Exercise inputs —
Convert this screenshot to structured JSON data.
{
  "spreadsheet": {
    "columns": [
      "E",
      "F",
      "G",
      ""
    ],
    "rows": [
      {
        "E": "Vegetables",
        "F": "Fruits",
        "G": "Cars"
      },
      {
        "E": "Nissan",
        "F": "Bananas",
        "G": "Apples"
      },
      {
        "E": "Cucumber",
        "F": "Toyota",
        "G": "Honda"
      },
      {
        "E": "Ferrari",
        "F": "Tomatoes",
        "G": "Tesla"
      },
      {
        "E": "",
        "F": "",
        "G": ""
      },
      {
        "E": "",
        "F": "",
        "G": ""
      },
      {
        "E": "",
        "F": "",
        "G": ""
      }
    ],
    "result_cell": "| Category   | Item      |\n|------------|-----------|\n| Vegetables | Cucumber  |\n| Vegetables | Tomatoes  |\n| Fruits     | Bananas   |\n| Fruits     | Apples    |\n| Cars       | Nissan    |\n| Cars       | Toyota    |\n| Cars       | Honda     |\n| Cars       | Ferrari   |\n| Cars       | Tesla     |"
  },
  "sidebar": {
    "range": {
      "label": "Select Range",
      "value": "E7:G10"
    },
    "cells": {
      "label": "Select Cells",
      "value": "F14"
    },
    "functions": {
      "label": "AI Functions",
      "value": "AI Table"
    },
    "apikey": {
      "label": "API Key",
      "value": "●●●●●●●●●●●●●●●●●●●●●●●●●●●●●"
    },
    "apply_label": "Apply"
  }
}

Exercise —
From the data above, report how many lines include the string "Select". The number alone will do.

The completed task —
2